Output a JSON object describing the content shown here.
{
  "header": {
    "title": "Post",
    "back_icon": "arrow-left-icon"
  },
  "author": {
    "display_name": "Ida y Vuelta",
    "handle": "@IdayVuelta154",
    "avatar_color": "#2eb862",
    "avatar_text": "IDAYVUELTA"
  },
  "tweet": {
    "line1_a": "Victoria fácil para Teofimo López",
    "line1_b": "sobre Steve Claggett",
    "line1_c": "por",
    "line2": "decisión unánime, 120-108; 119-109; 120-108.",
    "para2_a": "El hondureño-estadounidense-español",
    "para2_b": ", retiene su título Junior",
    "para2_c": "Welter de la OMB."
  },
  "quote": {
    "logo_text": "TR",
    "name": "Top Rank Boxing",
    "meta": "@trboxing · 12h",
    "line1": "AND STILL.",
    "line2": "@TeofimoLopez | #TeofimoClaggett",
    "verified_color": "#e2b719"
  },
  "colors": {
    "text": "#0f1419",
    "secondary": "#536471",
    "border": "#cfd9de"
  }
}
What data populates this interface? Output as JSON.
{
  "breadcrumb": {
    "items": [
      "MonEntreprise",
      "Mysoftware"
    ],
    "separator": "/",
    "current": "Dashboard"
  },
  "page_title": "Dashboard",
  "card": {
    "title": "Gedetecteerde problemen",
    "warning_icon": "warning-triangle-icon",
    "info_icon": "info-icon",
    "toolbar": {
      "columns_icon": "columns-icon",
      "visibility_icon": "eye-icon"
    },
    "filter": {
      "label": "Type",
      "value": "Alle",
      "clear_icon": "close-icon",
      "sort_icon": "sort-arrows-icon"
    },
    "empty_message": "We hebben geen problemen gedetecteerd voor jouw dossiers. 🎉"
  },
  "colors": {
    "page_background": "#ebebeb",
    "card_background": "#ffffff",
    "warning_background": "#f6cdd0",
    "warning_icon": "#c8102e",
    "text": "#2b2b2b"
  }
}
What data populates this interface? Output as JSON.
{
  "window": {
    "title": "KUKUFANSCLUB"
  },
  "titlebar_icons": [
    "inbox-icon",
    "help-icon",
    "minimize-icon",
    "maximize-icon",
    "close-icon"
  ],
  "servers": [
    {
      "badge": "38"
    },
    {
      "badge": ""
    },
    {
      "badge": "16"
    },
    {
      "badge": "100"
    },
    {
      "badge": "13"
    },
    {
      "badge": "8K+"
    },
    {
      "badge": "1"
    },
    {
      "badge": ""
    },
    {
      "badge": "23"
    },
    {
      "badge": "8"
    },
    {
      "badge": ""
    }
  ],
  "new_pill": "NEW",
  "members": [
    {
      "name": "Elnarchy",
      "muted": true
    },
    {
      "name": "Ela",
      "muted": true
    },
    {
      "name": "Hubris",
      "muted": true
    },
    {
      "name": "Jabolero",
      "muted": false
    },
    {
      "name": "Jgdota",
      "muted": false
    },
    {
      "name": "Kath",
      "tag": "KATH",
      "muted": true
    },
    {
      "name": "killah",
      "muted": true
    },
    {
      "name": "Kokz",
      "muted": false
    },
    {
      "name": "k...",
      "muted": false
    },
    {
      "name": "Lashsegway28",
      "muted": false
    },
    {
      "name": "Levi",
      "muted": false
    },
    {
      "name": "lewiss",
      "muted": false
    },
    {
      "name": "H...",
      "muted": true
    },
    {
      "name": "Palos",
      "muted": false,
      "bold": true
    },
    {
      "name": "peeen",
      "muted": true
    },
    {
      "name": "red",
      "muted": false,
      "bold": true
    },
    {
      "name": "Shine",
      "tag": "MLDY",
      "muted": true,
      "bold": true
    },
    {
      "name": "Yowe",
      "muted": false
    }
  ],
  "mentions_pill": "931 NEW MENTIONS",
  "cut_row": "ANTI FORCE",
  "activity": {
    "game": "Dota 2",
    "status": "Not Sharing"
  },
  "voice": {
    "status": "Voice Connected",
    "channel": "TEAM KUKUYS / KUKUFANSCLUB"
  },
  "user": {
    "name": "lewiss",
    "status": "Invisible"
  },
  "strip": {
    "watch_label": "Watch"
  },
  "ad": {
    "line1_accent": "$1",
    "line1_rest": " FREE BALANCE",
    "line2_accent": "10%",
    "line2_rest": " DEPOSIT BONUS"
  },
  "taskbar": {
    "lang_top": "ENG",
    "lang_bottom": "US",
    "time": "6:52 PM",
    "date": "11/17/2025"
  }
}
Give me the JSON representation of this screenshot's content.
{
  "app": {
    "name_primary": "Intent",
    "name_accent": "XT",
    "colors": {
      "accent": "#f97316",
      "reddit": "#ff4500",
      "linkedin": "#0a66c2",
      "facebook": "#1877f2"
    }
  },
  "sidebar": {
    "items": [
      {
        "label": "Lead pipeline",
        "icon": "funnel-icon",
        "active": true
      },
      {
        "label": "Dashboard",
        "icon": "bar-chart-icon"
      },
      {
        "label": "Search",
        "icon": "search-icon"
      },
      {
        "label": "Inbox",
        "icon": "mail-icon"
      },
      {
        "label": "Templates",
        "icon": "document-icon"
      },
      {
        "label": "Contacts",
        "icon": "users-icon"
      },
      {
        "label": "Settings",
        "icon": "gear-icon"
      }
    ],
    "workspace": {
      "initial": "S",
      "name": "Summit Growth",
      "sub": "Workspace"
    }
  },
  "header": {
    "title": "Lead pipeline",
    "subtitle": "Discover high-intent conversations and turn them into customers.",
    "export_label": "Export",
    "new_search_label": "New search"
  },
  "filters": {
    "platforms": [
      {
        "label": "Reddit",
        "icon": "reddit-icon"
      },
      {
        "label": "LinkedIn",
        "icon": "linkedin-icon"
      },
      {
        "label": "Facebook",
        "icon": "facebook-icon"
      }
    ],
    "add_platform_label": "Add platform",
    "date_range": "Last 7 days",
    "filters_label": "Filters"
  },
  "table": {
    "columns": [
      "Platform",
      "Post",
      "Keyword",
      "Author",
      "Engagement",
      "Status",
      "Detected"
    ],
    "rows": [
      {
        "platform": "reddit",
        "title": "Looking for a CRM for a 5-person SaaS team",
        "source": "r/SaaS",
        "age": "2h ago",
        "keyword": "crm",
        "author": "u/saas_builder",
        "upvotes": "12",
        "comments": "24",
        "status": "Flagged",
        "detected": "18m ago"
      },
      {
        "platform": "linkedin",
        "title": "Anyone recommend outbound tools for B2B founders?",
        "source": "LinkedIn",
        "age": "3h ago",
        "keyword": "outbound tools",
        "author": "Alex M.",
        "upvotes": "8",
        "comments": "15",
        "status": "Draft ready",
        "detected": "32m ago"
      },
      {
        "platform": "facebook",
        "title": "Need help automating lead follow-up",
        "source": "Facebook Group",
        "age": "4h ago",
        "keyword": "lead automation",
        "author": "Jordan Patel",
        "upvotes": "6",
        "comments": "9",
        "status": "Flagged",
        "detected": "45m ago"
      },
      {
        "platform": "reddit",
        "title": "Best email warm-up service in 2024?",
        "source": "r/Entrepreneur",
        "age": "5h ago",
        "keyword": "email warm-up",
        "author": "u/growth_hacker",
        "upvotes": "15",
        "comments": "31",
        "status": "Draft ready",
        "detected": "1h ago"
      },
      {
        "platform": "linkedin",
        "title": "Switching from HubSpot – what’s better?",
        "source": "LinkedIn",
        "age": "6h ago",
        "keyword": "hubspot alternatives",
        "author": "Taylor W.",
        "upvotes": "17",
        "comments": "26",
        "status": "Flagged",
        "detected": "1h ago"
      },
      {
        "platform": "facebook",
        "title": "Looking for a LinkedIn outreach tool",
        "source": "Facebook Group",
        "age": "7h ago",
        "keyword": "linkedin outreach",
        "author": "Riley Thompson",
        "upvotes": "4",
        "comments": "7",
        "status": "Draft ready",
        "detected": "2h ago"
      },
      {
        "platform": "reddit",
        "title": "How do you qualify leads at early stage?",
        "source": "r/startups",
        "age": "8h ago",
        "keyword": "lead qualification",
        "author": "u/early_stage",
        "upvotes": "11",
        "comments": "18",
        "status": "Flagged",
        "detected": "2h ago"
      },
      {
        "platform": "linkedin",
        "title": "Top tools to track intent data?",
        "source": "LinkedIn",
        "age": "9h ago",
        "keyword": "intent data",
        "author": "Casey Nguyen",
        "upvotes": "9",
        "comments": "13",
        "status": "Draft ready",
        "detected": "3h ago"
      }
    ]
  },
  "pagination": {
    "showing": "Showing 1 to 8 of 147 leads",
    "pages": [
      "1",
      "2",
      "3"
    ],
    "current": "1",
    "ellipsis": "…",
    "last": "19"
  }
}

- - - - -

In the entries above, find lines with "pipeline" and copy each.

THE COMPLETED TASK:
        "label": "Lead pipeline",
    "title": "Lead pipeline",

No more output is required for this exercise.